**** RECORDS FOR THE EXERCISE

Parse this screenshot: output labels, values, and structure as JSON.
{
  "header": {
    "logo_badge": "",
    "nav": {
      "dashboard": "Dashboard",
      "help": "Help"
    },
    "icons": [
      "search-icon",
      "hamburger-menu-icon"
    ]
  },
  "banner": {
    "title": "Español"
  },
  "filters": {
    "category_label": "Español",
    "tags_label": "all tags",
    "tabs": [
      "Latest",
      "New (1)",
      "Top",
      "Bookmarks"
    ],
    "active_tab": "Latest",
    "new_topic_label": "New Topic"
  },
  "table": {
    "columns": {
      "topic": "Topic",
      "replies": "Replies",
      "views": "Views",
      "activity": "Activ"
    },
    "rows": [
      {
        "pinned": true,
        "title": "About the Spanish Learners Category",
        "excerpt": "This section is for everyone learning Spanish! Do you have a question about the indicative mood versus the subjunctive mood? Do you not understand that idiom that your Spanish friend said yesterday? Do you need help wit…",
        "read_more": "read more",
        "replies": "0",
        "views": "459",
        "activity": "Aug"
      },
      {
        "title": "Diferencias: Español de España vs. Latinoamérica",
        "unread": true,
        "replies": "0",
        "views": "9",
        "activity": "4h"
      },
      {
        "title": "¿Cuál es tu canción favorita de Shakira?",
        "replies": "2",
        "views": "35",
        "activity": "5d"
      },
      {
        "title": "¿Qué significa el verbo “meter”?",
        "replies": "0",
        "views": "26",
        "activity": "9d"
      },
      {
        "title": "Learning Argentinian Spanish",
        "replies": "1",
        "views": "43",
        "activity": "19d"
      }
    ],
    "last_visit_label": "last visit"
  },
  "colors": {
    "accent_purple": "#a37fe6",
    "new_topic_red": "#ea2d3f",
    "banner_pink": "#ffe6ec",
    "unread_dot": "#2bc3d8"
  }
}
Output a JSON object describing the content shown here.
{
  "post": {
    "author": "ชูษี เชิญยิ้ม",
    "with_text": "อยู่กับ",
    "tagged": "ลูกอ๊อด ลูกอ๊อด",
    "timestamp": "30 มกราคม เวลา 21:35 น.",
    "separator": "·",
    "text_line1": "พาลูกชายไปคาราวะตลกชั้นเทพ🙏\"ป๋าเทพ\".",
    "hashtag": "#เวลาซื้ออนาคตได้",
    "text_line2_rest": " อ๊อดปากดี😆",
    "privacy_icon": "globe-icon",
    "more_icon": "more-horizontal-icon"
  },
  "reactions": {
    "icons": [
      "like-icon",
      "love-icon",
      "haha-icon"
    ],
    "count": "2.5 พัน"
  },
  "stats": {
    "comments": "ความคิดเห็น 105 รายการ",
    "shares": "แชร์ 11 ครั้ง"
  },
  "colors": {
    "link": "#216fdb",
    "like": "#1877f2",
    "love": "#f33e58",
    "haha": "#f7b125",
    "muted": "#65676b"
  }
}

********

Reproduce the material exactly, with every line intact.

Parse this screenshot: output labels, values, and structure as JSON.
{
  "header": {
    "logo_badge": "",
    "nav": {
      "dashboard": "Dashboard",
      "help": "Help"
    },
    "icons": [
      "search-icon",
      "hamburger-menu-icon"
    ]
  },
  "banner": {
    "title": "Español"
  },
  "filters": {
    "category_label": "Español",
    "tags_label": "all tags",
    "tabs": [
      "Latest",
      "New (1)",
      "Top",
      "Bookmarks"
    ],
    "active_tab": "Latest",
    "new_topic_label": "New Topic"
  },
  "table": {
    "columns": {
      "topic": "Topic",
      "replies": "Replies",
      "views": "Views",
      "activity": "Activ"
    },
    "rows": [
      {
        "pinned": true,
        "title": "About the Spanish Learners Category",
        "excerpt": "This section is for everyone learning Spanish! Do you have a question about the indicative mood versus the subjunctive mood? Do you not understand that idiom that your Spanish friend said yesterday? Do you need help wit…",
        "read_more": "read more",
        "replies": "0",
        "views": "459",
        "activity": "Aug"
      },
      {
        "title": "Diferencias: Español de España vs. Latinoamérica",
        "unread": true,
        "replies": "0",
        "views": "9",
        "activity": "4h"
      },
      {
        "title": "¿Cuál es tu canción favorita de Shakira?",
        "replies": "2",
        "views": "35",
        "activity": "5d"
      },
      {
        "title": "¿Qué significa el verbo “meter”?",
        "replies": "0",
        "views": "26",
        "activity": "9d"
      },
      {
        "title": "Learning Argentinian Spanish",
        "replies": "1",
        "views": "43",
        "activity": "19d"
      }
    ],
    "last_visit_label": "last visit"
  },
  "colors": {
    "accent_purple": "#a37fe6",
    "new_topic_red": "#ea2d3f",
    "banner_pink": "#ffe6ec",
    "unread_dot": "#2bc3d8"
  }
}
Output a JSON object describing the content shown here.
{
  "post": {
    "author": "ชูษี เชิญยิ้ม",
    "with_text": "อยู่กับ",
    "tagged": "ลูกอ๊อด ลูกอ๊อด",
    "timestamp": "30 มกราคม เวลา 21:35 น.",
    "separator": "·",
    "text_line1": "พาลูกชายไปคาราวะตลกชั้นเทพ🙏\"ป๋าเทพ\".",
    "hashtag": "#เวลาซื้ออนาคตได้",
    "text_line2_rest": " อ๊อดปากดี😆",
    "privacy_icon": "globe-icon",
    "more_icon": "more-horizontal-icon"
  },
  "reactions": {
    "icons": [
      "like-icon",
      "love-icon",
      "haha-icon"
    ],
    "count": "2.5 พัน"
  },
  "stats": {
    "comments": "ความคิดเห็น 105 รายการ",
    "shares": "แชร์ 11 ครั้ง"
  },
  "colors": {
    "link": "#216fdb",
    "like": "#1877f2",
    "love": "#f33e58",
    "haha": "#f7b125",
    "muted": "#65676b"
  }
}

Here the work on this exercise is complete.